§ Directive: Render every entry verbatim.

§ Supplied records:
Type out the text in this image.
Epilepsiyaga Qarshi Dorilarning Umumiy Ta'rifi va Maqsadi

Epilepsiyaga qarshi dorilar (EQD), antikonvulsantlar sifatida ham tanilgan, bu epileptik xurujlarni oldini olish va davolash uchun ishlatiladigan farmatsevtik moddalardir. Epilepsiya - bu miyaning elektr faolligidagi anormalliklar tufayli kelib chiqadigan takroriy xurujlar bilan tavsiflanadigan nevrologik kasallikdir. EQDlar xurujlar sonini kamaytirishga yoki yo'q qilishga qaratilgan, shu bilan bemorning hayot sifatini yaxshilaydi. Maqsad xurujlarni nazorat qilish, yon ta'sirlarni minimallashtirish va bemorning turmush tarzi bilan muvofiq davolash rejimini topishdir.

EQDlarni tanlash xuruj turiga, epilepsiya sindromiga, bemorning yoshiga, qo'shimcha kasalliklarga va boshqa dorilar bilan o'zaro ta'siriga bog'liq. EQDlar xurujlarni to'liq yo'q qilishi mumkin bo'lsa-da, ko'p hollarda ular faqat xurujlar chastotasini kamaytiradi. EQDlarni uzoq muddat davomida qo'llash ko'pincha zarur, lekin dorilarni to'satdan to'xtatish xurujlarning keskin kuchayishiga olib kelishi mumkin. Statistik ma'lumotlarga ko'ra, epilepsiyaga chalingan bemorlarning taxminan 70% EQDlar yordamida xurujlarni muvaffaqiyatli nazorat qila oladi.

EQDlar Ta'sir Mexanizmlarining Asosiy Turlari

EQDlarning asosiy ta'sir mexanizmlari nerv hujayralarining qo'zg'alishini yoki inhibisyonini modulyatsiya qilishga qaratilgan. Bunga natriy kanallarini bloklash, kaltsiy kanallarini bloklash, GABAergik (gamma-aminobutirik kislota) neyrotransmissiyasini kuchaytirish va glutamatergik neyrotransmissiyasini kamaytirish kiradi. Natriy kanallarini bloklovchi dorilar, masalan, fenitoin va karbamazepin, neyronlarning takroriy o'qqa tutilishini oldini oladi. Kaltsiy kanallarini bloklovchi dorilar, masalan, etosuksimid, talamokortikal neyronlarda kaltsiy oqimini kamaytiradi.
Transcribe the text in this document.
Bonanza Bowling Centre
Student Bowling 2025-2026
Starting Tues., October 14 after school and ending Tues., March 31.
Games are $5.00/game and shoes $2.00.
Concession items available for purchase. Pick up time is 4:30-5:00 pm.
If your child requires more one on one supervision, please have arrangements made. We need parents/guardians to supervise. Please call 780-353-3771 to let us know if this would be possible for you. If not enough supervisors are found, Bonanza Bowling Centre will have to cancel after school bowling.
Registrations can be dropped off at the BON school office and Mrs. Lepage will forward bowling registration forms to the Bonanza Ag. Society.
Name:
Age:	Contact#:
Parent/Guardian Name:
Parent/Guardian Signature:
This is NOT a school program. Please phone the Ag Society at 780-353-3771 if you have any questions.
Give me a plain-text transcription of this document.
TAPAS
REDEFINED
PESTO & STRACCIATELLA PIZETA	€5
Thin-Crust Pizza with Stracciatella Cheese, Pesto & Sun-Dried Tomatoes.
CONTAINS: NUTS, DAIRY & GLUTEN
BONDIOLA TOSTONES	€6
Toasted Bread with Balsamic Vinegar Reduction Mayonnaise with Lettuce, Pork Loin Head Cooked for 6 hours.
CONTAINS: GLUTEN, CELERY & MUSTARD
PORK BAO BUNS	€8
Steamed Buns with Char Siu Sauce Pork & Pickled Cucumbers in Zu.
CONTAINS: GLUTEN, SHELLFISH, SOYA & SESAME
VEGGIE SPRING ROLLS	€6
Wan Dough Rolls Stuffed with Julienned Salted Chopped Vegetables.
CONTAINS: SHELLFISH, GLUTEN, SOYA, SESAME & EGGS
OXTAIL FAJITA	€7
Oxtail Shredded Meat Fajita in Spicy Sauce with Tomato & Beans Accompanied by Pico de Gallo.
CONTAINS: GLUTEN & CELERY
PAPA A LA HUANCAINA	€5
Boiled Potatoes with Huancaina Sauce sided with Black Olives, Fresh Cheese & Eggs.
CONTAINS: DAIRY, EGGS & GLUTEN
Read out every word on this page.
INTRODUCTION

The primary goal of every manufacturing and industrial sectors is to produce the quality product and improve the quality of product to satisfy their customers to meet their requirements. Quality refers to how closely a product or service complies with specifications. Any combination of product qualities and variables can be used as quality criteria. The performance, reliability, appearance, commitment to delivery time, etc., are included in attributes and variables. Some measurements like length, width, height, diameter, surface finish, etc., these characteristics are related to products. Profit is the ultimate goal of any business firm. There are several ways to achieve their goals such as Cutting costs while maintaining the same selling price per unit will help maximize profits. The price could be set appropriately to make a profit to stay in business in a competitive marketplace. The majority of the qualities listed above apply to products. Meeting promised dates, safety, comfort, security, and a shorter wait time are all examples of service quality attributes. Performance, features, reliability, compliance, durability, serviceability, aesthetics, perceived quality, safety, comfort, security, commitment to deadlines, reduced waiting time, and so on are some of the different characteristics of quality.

§ The completed task:
Type out the text in this image.
Epilepsiyaga Qarshi Dorilarning Umumiy Ta'rifi va Maqsadi

Epilepsiyaga qarshi dorilar (EQD), antikonvulsantlar sifatida ham tanilgan, bu epileptik xurujlarni oldini olish va davolash uchun ishlatiladigan farmatsevtik moddalardir. Epilepsiya - bu miyaning elektr faolligidagi anormalliklar tufayli kelib chiqadigan takroriy xurujlar bilan tavsiflanadigan nevrologik kasallikdir. EQDlar xurujlar sonini kamaytirishga yoki yo'q qilishga qaratilgan, shu bilan bemorning hayot sifatini yaxshilaydi. Maqsad xurujlarni nazorat qilish, yon ta'sirlarni minimallashtirish va bemorning turmush tarzi bilan muvofiq davolash rejimini topishdir.

EQDlarni tanlash xuruj turiga, epilepsiya sindromiga, bemorning yoshiga, qo'shimcha kasalliklarga va boshqa dorilar bilan o'zaro ta'siriga bog'liq. EQDlar xurujlarni to'liq yo'q qilishi mumkin bo'lsa-da, ko'p hollarda ular faqat xurujlar chastotasini kamaytiradi. EQDlarni uzoq muddat davomida qo'llash ko'pincha zarur, lekin dorilarni to'satdan to'xtatish xurujlarning keskin kuchayishiga olib kelishi mumkin. Statistik ma'lumotlarga ko'ra, epilepsiyaga chalingan bemorlarning taxminan 70% EQDlar yordamida xurujlarni muvaffaqiyatli nazorat qila oladi.

EQDlar Ta'sir Mexanizmlarining Asosiy Turlari

EQDlarning asosiy ta'sir mexanizmlari nerv hujayralarining qo'zg'alishini yoki inhibisyonini modulyatsiya qilishga qaratilgan. Bunga natriy kanallarini bloklash, kaltsiy kanallarini bloklash, GABAergik (gamma-aminobutirik kislota) neyrotransmissiyasini kuchaytirish va glutamatergik neyrotransmissiyasini kamaytirish kiradi. Natriy kanallarini bloklovchi dorilar, masalan, fenitoin va karbamazepin, neyronlarning takroriy o'qqa tutilishini oldini oladi. Kaltsiy kanallarini bloklovchi dorilar, masalan, etosuksimid, talamokortikal neyronlarda kaltsiy oqimini kamaytiradi.
Transcribe the text in this document.
Bonanza Bowling Centre
Student Bowling 2025-2026
Starting Tues., October 14 after school and ending Tues., March 31.
Games are $5.00/game and shoes $2.00.
Concession items available for purchase. Pick up time is 4:30-5:00 pm.
If your child requires more one on one supervision, please have arrangements made. We need parents/guardians to supervise. Please call 780-353-3771 to let us know if this would be possible for you. If not enough supervisors are found, Bonanza Bowling Centre will have to cancel after school bowling.
Registrations can be dropped off at the BON school office and Mrs. Lepage will forward bowling registration forms to the Bonanza Ag. Society.
Name:
Age:	Contact#:
Parent/Guardian Name:
Parent/Guardian Signature:
This is NOT a school program. Please phone the Ag Society at 780-353-3771 if you have any questions.
Give me a plain-text transcription of this document.
TAPAS
REDEFINED
PESTO & STRACCIATELLA PIZETA	€5
Thin-Crust Pizza with Stracciatella Cheese, Pesto & Sun-Dried Tomatoes.
CONTAINS: NUTS, DAIRY & GLUTEN
BONDIOLA TOSTONES	€6
Toasted Bread with Balsamic Vinegar Reduction Mayonnaise with Lettuce, Pork Loin Head Cooked for 6 hours.
CONTAINS: GLUTEN, CELERY & MUSTARD
PORK BAO BUNS	€8
Steamed Buns with Char Siu Sauce Pork & Pickled Cucumbers in Zu.
CONTAINS: GLUTEN, SHELLFISH, SOYA & SESAME
VEGGIE SPRING ROLLS	€6
Wan Dough Rolls Stuffed with Julienned Salted Chopped Vegetables.
CONTAINS: SHELLFISH, GLUTEN, SOYA, SESAME & EGGS
OXTAIL FAJITA	€7
Oxtail Shredded Meat Fajita in Spicy Sauce with Tomato & Beans Accompanied by Pico de Gallo.
CONTAINS: GLUTEN & CELERY
PAPA A LA HUANCAINA	€5
Boiled Potatoes with Huancaina Sauce sided with Black Olives, Fresh Cheese & Eggs.
CONTAINS: DAIRY, EGGS & GLUTEN
Read out every word on this page.
INTRODUCTION

The primary goal of every manufacturing and industrial sectors is to produce the quality product and improve the quality of product to satisfy their customers to meet their requirements. Quality refers to how closely a product or service complies with specifications. Any combination of product qualities and variables can be used as quality criteria. The performance, reliability, appearance, commitment to delivery time, etc., are included in attributes and variables. Some measurements like length, width, height, diameter, surface finish, etc., these characteristics are related to products. Profit is the ultimate goal of any business firm. There are several ways to achieve their goals such as Cutting costs while maintaining the same selling price per unit will help maximize profits. The price could be set appropriately to make a profit to stay in business in a competitive marketplace. The majority of the qualities listed above apply to products. Meeting promised dates, safety, comfort, security, and a shorter wait time are all examples of service quality attributes. Performance, features, reliability, compliance, durability, serviceability, aesthetics, perceived quality, safety, comfort, security, commitment to deadlines, reduced waiting time, and so on are some of the different characteristics of quality.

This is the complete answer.